(Data entries)
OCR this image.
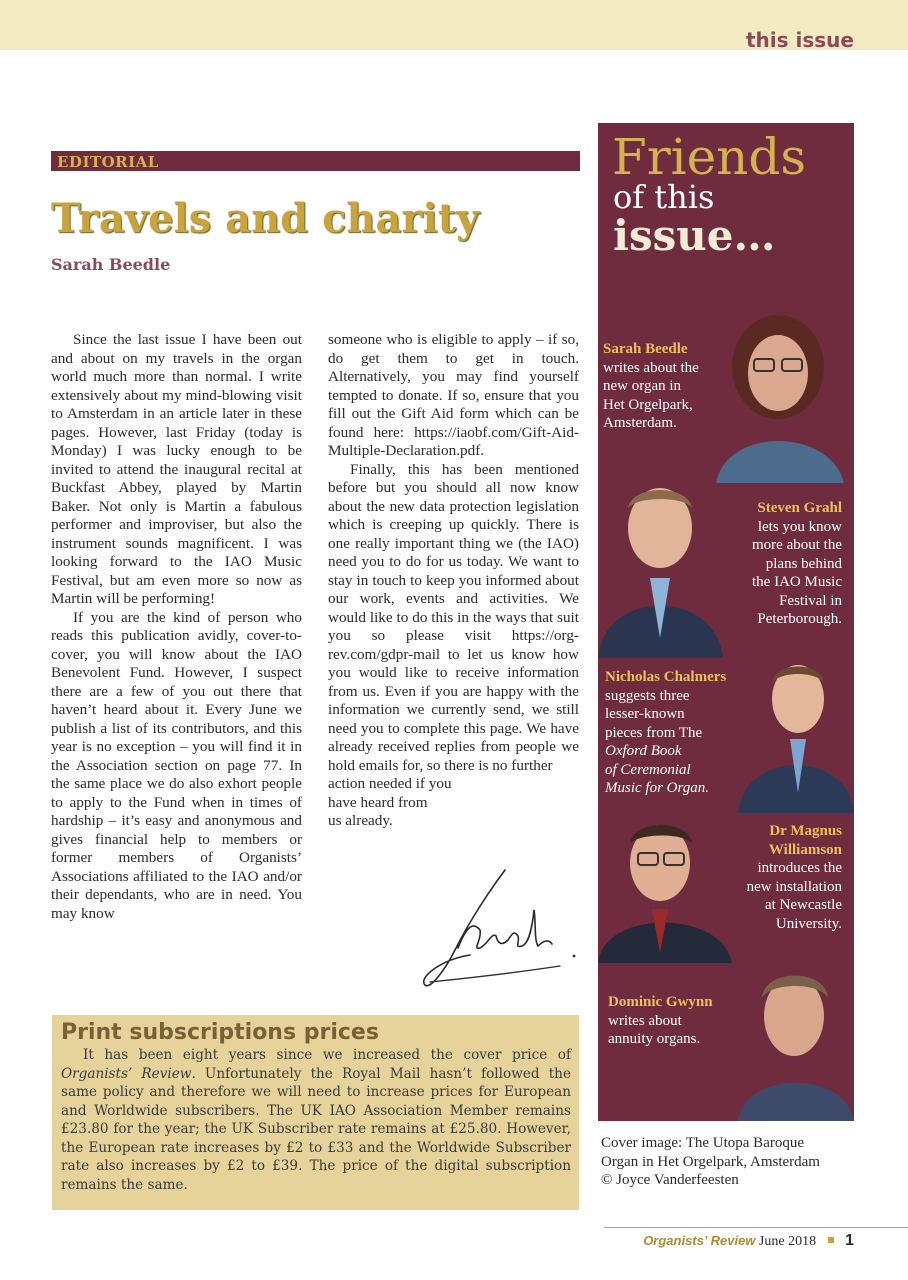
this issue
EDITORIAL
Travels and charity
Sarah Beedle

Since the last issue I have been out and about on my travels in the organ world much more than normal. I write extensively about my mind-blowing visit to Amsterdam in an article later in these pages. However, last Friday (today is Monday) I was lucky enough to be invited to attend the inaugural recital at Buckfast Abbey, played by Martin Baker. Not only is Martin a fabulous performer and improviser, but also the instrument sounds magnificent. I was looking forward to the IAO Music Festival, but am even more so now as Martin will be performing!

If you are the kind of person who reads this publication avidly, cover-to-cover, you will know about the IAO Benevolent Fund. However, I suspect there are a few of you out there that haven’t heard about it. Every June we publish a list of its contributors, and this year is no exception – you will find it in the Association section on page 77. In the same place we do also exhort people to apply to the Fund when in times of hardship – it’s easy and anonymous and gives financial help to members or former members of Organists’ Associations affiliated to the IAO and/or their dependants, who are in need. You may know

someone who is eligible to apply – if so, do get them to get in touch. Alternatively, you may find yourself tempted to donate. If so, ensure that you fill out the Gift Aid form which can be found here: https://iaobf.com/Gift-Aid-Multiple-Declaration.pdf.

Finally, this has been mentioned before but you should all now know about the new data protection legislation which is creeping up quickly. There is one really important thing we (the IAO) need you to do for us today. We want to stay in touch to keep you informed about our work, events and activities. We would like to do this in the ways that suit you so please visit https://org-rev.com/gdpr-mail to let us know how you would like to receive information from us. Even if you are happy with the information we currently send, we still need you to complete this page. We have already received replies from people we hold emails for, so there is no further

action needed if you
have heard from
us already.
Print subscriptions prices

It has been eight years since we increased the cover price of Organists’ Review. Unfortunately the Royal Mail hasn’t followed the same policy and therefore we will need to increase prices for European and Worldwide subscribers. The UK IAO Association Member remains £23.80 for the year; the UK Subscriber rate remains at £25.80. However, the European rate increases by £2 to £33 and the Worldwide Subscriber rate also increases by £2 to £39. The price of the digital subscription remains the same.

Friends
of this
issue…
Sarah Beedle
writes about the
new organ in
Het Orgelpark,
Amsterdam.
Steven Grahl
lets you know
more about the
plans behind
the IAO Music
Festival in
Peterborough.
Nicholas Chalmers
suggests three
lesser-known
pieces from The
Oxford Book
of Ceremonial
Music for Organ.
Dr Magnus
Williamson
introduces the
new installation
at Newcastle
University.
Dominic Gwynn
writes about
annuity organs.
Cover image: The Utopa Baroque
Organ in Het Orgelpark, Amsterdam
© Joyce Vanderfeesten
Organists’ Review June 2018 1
---
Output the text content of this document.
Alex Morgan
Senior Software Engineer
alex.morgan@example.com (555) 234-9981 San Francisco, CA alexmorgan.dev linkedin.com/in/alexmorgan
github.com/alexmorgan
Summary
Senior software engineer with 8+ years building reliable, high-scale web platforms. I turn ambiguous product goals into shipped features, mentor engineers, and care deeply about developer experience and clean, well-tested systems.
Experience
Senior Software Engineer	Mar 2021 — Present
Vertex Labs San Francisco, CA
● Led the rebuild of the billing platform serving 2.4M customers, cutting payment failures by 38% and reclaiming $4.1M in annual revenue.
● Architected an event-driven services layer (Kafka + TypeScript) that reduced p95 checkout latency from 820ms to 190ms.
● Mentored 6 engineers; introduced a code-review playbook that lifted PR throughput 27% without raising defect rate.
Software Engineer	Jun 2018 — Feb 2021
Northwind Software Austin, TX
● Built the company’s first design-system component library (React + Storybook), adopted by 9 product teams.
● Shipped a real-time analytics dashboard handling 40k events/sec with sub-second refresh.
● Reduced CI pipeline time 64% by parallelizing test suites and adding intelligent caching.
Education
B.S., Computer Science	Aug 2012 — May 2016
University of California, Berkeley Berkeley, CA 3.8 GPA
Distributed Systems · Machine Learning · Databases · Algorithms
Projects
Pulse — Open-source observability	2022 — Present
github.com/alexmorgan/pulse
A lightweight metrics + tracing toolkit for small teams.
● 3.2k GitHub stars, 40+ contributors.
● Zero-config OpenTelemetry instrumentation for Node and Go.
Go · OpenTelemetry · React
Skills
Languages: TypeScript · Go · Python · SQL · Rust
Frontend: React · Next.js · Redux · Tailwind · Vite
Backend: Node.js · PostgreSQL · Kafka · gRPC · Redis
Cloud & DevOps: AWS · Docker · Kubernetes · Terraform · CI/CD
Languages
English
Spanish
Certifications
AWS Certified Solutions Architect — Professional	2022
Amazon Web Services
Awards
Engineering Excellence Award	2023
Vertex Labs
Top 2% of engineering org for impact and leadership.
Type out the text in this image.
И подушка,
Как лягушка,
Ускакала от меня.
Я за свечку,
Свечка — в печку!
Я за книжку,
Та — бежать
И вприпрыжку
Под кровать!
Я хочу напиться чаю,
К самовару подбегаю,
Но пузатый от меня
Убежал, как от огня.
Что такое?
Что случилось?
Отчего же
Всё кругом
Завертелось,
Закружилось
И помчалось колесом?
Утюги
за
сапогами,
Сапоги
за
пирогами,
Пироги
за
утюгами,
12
* * *
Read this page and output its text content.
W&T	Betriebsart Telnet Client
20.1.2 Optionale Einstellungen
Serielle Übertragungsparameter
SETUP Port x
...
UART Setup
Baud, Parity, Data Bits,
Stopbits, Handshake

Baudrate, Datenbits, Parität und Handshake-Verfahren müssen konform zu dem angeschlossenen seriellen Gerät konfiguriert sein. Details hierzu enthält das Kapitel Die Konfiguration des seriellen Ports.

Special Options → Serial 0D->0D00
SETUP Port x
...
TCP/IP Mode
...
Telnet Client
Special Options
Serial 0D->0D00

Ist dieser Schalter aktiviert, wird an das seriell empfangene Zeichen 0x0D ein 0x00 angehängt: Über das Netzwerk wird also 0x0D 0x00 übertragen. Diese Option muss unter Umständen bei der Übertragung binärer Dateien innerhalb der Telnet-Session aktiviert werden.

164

YOUR INSTRUCTIONS:
Pick out the lines containing the word "University" and show them.

ANSWER:
University.
University of California, Berkeley Berkeley, CA 3.8 GPA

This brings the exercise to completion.